Aim
Return all of the entries exactly, with nothing added or left out.

Recorded data
* Start *

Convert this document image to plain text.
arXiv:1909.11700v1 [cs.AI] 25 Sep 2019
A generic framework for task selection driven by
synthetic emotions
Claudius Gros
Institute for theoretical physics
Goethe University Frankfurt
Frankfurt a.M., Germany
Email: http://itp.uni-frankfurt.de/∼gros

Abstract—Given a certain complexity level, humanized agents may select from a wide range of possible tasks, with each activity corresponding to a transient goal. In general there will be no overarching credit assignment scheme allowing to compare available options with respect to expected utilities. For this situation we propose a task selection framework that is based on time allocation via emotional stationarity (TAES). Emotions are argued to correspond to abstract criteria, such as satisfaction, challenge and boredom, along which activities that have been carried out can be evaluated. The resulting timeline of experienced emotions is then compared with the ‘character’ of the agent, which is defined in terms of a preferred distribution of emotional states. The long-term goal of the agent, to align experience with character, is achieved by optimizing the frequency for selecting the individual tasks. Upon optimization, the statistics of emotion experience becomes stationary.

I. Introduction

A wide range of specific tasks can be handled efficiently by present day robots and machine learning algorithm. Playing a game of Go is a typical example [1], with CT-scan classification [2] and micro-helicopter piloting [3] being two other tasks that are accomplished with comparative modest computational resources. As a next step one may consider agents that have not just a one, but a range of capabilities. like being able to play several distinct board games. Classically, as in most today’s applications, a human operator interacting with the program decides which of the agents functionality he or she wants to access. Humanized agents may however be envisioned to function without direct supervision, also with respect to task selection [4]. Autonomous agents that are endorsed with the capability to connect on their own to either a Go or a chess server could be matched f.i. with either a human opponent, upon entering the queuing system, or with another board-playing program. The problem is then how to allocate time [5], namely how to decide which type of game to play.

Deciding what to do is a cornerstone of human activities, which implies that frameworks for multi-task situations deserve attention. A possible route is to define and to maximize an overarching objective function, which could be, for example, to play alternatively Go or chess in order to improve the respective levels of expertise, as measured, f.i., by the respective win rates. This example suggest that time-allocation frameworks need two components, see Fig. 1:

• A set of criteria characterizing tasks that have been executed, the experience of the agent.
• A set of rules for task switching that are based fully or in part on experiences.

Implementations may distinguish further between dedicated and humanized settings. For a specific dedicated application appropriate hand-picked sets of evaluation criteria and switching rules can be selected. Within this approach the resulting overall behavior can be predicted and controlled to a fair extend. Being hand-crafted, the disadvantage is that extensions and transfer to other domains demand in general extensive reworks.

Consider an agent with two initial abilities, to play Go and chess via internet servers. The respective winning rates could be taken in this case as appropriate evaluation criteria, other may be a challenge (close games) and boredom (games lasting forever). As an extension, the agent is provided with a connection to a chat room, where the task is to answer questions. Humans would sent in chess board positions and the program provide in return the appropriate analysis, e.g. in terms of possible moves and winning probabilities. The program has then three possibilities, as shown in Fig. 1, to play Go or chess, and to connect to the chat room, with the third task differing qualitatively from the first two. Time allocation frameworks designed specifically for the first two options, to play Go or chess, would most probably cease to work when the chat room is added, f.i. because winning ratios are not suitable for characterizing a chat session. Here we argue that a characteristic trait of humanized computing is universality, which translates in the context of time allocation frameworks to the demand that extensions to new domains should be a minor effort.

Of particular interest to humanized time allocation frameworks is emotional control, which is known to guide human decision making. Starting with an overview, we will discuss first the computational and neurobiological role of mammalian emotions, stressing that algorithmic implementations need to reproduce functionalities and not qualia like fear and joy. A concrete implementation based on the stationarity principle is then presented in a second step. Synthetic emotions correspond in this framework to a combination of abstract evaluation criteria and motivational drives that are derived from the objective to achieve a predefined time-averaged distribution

* End *

Response
Convert this document image to plain text.
arXiv:1909.11700v1 [cs.AI] 25 Sep 2019
A generic framework for task selection driven by
synthetic emotions
Claudius Gros
Institute for theoretical physics
Goethe University Frankfurt
Frankfurt a.M., Germany
Email: http://itp.uni-frankfurt.de/∼gros

Abstract—Given a certain complexity level, humanized agents may select from a wide range of possible tasks, with each activity corresponding to a transient goal. In general there will be no overarching credit assignment scheme allowing to compare available options with respect to expected utilities. For this situation we propose a task selection framework that is based on time allocation via emotional stationarity (TAES). Emotions are argued to correspond to abstract criteria, such as satisfaction, challenge and boredom, along which activities that have been carried out can be evaluated. The resulting timeline of experienced emotions is then compared with the ‘character’ of the agent, which is defined in terms of a preferred distribution of emotional states. The long-term goal of the agent, to align experience with character, is achieved by optimizing the frequency for selecting the individual tasks. Upon optimization, the statistics of emotion experience becomes stationary.

I. Introduction

A wide range of specific tasks can be handled efficiently by present day robots and machine learning algorithm. Playing a game of Go is a typical example [1], with CT-scan classification [2] and micro-helicopter piloting [3] being two other tasks that are accomplished with comparative modest computational resources. As a next step one may consider agents that have not just a one, but a range of capabilities. like being able to play several distinct board games. Classically, as in most today’s applications, a human operator interacting with the program decides which of the agents functionality he or she wants to access. Humanized agents may however be envisioned to function without direct supervision, also with respect to task selection [4]. Autonomous agents that are endorsed with the capability to connect on their own to either a Go or a chess server could be matched f.i. with either a human opponent, upon entering the queuing system, or with another board-playing program. The problem is then how to allocate time [5], namely how to decide which type of game to play.

Deciding what to do is a cornerstone of human activities, which implies that frameworks for multi-task situations deserve attention. A possible route is to define and to maximize an overarching objective function, which could be, for example, to play alternatively Go or chess in order to improve the respective levels of expertise, as measured, f.i., by the respective win rates. This example suggest that time-allocation frameworks need two components, see Fig. 1:

• A set of criteria characterizing tasks that have been executed, the experience of the agent.
• A set of rules for task switching that are based fully or in part on experiences.

Implementations may distinguish further between dedicated and humanized settings. For a specific dedicated application appropriate hand-picked sets of evaluation criteria and switching rules can be selected. Within this approach the resulting overall behavior can be predicted and controlled to a fair extend. Being hand-crafted, the disadvantage is that extensions and transfer to other domains demand in general extensive reworks.

Consider an agent with two initial abilities, to play Go and chess via internet servers. The respective winning rates could be taken in this case as appropriate evaluation criteria, other may be a challenge (close games) and boredom (games lasting forever). As an extension, the agent is provided with a connection to a chat room, where the task is to answer questions. Humans would sent in chess board positions and the program provide in return the appropriate analysis, e.g. in terms of possible moves and winning probabilities. The program has then three possibilities, as shown in Fig. 1, to play Go or chess, and to connect to the chat room, with the third task differing qualitatively from the first two. Time allocation frameworks designed specifically for the first two options, to play Go or chess, would most probably cease to work when the chat room is added, f.i. because winning ratios are not suitable for characterizing a chat session. Here we argue that a characteristic trait of humanized computing is universality, which translates in the context of time allocation frameworks to the demand that extensions to new domains should be a minor effort.

Of particular interest to humanized time allocation frameworks is emotional control, which is known to guide human decision making. Starting with an overview, we will discuss first the computational and neurobiological role of mammalian emotions, stressing that algorithmic implementations need to reproduce functionalities and not qualia like fear and joy. A concrete implementation based on the stationarity principle is then presented in a second step. Synthetic emotions correspond in this framework to a combination of abstract evaluation criteria and motivational drives that are derived from the objective to achieve a predefined time-averaged distribution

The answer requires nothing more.